-- start of Material to process --
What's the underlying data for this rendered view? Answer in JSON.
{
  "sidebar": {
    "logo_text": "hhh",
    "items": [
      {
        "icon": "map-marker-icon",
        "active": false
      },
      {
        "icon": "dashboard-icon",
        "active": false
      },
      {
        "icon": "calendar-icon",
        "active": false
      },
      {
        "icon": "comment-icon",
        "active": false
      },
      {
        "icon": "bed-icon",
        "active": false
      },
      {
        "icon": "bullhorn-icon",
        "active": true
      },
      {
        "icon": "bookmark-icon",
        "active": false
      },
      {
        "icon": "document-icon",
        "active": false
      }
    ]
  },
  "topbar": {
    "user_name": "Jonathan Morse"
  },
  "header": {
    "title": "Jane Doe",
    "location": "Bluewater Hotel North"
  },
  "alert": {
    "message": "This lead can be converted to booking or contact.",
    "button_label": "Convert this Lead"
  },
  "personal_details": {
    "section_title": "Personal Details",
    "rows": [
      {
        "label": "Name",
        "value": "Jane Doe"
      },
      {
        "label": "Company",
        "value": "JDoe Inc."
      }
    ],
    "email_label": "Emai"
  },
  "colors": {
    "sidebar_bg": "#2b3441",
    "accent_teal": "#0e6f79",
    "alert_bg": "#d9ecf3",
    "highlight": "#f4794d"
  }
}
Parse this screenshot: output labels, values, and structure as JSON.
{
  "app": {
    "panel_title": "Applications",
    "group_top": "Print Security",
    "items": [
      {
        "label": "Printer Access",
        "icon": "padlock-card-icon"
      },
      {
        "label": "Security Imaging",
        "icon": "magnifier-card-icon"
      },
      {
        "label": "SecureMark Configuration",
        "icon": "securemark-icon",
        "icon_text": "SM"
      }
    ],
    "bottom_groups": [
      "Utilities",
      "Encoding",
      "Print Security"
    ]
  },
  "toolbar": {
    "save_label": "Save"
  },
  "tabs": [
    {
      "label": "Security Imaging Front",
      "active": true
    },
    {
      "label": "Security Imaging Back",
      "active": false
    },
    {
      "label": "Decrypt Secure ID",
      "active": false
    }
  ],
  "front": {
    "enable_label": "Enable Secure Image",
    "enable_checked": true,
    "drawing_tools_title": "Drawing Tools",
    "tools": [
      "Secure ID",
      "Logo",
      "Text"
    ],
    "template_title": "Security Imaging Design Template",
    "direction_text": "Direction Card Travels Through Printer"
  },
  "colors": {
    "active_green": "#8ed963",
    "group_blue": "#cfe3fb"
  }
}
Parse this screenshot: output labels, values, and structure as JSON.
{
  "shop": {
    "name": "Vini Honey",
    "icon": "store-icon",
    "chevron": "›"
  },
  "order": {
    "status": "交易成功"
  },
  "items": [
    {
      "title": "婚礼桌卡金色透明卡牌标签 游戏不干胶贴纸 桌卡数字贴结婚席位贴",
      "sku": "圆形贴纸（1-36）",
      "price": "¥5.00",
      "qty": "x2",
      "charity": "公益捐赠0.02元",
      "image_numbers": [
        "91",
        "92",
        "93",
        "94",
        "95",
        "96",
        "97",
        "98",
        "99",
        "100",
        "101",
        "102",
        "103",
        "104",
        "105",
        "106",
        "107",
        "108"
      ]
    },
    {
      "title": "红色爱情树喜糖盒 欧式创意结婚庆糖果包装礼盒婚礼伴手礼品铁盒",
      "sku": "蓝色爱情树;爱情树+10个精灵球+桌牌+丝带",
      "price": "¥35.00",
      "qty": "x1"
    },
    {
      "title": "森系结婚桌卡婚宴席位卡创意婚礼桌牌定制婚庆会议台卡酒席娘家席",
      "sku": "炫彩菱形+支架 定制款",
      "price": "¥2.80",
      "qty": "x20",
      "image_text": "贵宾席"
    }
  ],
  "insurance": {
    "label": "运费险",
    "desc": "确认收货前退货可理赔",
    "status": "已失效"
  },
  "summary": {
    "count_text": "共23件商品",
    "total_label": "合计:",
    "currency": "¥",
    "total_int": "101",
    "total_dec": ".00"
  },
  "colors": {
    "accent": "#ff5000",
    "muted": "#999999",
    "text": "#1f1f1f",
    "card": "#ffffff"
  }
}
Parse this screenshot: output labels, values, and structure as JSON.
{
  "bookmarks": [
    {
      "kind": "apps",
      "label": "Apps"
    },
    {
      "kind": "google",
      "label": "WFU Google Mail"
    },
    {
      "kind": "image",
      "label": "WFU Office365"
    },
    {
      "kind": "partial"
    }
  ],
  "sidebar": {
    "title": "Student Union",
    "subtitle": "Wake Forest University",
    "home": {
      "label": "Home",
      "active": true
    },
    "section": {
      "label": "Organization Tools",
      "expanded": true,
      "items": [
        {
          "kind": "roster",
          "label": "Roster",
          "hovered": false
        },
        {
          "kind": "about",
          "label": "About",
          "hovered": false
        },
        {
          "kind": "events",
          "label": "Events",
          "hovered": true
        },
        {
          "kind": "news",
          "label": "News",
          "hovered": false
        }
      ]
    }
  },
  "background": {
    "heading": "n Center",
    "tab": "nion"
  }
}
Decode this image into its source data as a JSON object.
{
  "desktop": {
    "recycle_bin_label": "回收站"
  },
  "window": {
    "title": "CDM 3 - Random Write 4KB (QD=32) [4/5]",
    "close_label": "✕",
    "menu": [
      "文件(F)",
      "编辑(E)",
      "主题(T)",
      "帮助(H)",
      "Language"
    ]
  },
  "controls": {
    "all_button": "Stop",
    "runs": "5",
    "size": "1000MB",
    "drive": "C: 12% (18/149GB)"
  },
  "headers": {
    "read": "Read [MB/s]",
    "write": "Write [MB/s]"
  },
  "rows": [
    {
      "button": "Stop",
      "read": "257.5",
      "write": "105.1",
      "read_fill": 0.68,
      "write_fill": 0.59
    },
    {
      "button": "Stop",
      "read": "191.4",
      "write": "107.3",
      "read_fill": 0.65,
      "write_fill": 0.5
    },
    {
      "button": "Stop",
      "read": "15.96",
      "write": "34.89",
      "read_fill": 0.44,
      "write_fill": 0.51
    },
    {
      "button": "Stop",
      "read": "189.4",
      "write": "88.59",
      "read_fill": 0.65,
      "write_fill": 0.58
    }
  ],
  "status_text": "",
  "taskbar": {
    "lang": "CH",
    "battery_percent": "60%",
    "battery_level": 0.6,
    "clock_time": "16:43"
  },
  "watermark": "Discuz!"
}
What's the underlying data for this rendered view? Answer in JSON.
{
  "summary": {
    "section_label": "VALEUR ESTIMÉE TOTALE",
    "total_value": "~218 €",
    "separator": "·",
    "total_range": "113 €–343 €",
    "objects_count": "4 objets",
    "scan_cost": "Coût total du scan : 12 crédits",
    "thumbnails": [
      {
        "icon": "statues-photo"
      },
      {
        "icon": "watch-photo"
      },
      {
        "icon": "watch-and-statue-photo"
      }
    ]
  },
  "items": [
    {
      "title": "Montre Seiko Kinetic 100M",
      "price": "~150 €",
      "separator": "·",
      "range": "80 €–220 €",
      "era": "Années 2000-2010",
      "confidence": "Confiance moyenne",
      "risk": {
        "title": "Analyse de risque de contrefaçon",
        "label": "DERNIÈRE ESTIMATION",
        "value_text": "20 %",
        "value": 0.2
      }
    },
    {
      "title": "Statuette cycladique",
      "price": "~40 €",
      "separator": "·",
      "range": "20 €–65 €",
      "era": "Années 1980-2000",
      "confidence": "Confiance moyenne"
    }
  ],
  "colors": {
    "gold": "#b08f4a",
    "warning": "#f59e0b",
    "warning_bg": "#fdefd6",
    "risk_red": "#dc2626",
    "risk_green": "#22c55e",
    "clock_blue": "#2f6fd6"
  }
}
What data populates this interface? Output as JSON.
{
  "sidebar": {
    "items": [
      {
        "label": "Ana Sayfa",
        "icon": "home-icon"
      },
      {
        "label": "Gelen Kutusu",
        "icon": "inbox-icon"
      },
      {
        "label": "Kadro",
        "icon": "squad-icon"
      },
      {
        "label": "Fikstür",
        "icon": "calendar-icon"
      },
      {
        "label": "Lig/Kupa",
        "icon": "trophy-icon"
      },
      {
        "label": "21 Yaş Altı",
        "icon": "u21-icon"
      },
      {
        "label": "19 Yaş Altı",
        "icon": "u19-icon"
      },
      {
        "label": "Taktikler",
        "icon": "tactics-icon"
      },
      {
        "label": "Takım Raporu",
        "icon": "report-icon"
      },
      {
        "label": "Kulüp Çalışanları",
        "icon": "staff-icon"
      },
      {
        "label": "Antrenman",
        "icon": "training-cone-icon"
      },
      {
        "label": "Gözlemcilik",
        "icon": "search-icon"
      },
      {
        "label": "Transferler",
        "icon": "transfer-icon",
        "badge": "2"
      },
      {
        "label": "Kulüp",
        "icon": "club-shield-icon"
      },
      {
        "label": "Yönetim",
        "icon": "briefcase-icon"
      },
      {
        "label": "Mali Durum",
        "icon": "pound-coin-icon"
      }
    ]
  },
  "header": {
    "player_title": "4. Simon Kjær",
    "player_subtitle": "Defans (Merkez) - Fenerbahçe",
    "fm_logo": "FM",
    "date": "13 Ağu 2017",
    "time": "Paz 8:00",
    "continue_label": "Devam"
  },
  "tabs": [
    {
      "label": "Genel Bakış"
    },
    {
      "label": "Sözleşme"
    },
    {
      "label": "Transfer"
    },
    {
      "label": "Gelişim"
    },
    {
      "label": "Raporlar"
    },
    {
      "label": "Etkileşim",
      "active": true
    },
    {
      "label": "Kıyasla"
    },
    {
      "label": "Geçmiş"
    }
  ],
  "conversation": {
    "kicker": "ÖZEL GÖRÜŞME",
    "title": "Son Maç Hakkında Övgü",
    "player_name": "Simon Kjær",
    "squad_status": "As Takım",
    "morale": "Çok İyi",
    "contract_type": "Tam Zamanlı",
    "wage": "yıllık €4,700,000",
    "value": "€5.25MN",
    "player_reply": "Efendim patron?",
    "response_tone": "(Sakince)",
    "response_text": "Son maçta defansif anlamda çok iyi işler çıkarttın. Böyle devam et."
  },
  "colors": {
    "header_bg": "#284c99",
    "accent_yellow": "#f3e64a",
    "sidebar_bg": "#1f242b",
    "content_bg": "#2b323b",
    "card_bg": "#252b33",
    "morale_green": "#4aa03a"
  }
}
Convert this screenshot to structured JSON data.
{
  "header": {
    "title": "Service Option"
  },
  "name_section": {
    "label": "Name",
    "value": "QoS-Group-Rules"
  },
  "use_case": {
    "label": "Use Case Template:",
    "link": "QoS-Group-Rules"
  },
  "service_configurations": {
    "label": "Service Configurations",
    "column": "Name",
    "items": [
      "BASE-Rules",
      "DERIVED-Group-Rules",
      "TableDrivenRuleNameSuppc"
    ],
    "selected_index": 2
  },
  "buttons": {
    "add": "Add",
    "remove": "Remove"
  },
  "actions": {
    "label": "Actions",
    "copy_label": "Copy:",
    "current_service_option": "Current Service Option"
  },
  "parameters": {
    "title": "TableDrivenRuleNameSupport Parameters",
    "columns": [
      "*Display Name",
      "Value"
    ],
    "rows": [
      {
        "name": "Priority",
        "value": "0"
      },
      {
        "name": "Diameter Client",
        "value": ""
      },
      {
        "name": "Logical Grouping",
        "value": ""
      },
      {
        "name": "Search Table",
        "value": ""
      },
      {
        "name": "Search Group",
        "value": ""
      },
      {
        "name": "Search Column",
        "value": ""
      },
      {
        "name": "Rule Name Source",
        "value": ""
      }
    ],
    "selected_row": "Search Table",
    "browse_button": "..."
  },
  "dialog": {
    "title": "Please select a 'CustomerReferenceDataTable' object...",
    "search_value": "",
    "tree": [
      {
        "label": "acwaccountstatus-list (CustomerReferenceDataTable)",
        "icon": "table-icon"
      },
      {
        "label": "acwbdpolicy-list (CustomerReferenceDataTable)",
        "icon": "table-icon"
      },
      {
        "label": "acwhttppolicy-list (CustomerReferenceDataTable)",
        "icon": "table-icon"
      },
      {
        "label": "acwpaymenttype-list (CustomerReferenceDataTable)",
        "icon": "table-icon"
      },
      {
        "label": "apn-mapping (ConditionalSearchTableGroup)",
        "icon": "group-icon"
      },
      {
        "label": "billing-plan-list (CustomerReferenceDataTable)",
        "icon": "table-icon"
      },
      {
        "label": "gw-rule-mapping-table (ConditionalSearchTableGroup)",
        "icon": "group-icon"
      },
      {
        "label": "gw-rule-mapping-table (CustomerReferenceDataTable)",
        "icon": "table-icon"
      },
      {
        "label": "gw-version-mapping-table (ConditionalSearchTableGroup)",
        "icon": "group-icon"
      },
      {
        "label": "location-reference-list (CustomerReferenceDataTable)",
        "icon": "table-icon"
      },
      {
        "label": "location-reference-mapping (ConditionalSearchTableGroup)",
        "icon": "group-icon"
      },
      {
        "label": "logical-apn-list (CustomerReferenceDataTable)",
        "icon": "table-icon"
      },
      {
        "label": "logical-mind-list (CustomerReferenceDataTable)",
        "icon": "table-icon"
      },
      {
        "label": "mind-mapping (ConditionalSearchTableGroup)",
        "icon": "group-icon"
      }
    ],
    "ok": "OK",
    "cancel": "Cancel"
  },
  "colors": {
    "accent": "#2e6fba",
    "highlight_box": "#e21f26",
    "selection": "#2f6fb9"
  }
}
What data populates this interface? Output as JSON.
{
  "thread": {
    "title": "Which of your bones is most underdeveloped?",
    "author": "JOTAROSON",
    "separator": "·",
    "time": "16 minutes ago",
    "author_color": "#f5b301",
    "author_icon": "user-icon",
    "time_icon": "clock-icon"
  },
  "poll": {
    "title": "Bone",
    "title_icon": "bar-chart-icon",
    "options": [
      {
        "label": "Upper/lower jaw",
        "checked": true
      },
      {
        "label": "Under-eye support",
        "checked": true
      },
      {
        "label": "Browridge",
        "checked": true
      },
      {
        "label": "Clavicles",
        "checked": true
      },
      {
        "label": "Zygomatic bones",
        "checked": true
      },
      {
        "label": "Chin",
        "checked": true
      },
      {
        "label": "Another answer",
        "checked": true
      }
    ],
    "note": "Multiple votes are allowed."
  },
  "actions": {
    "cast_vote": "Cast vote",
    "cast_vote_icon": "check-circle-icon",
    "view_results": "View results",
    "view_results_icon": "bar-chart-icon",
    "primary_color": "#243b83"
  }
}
-- end of Material to process --
Copy each line above where the string "Security" occurs.

    "group_top": "Print Security",
        "label": "Security Imaging",
      "Print Security"
      "label": "Security Imaging Front",
      "label": "Security Imaging Back",
    "template_title": "Security Imaging Design Template",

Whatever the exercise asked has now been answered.